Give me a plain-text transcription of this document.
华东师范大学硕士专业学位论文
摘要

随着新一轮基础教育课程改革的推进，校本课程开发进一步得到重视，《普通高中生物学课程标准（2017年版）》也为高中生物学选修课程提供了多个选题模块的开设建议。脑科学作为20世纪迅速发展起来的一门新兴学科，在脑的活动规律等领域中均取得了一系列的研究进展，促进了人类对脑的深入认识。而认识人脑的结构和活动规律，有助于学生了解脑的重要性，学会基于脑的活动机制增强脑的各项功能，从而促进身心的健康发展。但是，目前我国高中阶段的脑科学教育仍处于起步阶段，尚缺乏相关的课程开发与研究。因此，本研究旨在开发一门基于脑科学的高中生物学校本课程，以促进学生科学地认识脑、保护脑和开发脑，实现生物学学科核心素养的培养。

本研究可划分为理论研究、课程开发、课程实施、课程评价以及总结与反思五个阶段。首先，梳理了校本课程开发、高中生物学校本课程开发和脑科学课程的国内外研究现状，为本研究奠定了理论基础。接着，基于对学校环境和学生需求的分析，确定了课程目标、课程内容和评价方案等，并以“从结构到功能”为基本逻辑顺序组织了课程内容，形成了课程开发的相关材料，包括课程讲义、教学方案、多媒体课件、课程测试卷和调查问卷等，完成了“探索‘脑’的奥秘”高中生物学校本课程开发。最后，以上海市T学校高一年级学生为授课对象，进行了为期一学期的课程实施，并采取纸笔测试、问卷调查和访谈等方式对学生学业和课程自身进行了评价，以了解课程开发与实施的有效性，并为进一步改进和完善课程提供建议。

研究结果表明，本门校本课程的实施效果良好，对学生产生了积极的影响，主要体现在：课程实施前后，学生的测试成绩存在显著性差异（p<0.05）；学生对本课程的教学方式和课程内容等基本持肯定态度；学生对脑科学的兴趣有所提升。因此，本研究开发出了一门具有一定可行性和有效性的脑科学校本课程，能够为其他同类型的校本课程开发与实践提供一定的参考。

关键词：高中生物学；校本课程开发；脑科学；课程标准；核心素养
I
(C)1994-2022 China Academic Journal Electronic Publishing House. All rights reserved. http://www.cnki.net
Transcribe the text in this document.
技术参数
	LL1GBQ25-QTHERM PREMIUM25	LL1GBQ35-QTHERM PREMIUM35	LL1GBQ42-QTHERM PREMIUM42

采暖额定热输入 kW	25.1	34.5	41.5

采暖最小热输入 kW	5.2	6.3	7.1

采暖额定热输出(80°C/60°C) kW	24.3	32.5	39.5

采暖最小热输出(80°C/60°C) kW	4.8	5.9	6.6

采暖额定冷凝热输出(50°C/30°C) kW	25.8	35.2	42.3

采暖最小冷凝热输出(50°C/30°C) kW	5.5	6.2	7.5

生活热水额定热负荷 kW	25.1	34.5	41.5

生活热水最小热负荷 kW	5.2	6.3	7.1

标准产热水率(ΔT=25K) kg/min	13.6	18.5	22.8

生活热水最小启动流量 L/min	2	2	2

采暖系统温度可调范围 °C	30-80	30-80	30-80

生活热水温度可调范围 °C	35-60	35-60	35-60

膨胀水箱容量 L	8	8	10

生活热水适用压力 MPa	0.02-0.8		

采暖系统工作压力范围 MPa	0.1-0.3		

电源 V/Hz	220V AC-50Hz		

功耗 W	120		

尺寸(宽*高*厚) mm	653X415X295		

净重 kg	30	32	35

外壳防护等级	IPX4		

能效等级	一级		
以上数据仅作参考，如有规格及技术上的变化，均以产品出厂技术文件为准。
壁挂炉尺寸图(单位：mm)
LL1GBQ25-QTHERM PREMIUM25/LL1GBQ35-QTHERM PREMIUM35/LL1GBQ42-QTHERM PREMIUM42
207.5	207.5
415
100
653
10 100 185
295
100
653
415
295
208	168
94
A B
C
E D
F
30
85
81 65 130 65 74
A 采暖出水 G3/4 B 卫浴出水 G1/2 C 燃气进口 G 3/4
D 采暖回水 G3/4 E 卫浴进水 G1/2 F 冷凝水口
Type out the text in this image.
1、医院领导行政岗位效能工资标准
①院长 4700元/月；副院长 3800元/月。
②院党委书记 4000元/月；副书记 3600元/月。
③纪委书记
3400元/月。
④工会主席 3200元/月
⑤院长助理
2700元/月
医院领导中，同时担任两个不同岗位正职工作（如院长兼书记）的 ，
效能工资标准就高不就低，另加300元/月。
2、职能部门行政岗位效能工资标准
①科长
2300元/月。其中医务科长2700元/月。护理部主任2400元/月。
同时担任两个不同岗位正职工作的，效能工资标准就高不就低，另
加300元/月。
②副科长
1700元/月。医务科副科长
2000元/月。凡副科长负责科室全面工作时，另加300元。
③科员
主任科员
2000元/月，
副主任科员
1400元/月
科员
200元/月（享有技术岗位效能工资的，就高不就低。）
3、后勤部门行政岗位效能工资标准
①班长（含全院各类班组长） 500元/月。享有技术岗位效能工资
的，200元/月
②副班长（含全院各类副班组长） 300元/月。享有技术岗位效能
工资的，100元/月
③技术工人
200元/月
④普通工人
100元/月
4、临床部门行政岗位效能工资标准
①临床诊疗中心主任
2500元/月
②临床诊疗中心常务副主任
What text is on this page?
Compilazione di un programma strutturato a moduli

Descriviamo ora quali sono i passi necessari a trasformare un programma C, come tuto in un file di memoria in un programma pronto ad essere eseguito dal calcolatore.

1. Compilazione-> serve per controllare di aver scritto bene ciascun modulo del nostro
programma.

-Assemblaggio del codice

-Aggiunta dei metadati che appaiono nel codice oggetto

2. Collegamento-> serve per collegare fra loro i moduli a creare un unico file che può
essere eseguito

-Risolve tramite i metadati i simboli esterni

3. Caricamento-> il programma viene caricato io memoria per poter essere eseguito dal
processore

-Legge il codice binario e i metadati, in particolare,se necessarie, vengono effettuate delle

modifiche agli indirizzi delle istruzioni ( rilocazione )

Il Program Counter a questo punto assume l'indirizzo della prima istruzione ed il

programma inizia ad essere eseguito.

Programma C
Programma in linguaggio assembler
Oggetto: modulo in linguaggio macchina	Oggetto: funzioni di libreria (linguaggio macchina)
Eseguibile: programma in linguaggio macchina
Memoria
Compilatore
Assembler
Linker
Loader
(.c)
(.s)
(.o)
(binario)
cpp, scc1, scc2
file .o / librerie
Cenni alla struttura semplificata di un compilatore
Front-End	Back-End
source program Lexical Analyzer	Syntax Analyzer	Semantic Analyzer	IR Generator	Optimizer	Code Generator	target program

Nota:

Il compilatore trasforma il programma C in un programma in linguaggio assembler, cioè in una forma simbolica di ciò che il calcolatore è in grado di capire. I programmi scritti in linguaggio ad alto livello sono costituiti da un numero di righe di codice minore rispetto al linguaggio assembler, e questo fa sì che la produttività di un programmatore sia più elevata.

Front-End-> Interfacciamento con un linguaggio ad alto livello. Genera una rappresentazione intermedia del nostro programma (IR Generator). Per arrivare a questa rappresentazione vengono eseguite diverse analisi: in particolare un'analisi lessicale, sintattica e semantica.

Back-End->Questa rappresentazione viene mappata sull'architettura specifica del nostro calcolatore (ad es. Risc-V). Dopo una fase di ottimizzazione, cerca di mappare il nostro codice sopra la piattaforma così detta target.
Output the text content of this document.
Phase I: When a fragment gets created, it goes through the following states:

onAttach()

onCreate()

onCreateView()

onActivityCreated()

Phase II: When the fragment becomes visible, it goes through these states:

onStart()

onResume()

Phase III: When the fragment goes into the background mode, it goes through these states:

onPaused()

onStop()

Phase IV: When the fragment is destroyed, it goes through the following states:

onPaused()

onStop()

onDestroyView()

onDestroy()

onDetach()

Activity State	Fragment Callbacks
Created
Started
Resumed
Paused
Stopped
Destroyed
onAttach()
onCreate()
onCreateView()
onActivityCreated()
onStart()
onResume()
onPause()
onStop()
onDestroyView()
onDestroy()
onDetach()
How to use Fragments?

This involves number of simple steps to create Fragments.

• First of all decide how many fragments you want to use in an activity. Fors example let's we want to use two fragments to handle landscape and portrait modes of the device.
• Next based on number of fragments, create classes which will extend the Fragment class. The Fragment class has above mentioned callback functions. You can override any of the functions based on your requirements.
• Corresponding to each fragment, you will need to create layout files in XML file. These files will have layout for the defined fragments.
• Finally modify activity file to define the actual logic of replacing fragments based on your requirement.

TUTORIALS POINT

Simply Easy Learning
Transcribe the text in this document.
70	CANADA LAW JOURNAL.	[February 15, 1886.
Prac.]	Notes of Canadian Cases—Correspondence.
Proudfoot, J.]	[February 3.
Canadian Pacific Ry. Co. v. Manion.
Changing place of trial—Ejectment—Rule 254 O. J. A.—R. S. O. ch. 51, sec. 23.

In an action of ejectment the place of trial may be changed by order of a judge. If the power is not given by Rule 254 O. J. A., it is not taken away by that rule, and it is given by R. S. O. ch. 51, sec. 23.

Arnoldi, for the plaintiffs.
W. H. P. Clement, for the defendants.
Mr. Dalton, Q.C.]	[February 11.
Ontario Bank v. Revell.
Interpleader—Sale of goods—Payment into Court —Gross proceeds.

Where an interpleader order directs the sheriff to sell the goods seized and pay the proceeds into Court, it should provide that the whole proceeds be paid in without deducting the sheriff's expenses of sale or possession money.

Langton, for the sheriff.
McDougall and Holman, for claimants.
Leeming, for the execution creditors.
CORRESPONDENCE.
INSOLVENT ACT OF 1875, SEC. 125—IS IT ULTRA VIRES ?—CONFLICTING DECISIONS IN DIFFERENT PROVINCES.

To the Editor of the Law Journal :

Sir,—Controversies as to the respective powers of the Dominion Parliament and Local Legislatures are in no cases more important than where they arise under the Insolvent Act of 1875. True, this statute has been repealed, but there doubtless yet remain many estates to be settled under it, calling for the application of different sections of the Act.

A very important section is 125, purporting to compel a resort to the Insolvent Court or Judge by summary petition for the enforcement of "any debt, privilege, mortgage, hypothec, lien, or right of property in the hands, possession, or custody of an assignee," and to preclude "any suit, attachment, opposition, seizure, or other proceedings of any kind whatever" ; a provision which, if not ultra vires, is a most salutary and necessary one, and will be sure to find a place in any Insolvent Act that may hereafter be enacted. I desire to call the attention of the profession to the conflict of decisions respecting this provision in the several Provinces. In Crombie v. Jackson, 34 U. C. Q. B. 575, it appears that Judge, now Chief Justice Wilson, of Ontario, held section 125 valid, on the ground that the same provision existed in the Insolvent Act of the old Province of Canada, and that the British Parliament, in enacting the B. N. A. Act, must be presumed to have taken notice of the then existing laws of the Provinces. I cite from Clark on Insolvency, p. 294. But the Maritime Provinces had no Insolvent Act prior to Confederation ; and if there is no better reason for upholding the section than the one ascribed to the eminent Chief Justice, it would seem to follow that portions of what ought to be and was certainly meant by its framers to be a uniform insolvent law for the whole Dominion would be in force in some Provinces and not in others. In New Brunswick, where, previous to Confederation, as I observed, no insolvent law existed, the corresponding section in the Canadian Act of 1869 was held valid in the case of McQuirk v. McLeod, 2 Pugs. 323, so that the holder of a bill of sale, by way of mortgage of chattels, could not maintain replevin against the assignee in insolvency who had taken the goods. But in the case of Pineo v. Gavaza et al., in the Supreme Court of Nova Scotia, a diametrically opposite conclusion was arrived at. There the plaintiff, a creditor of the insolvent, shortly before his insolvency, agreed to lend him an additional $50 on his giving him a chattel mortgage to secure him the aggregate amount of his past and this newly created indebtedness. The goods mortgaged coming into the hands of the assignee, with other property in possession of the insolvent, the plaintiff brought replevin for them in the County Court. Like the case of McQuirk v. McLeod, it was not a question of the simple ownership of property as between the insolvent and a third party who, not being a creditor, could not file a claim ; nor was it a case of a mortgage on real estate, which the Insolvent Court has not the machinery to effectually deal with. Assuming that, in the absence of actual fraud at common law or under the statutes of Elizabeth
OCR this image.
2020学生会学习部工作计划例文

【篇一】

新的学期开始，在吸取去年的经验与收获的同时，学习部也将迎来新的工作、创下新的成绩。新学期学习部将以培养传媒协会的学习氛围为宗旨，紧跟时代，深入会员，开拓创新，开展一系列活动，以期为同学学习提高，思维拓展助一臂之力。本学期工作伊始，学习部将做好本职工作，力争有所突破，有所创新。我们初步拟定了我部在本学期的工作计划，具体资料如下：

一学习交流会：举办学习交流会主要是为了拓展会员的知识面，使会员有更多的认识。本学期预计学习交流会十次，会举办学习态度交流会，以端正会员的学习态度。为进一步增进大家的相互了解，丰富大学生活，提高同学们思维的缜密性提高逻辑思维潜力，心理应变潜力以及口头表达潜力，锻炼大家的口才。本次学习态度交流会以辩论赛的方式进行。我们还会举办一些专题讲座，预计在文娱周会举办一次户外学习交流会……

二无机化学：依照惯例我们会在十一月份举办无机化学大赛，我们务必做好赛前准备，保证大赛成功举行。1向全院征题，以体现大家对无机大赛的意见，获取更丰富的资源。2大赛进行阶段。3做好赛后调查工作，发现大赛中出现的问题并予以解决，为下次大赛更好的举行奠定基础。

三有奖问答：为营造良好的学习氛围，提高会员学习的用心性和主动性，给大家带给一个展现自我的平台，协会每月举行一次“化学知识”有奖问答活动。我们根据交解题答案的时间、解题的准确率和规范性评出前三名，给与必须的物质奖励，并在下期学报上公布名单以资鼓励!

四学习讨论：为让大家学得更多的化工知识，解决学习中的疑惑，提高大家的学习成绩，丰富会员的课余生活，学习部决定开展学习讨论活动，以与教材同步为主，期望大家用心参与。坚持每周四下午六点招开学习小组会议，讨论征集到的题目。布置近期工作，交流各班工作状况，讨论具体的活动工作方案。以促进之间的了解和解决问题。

--------

• WRITTEN EXERCISE: Each line containing the word "codice" counts once; say how many such lines there are, giving only the number.

• EXPECTED OUTPUT: 5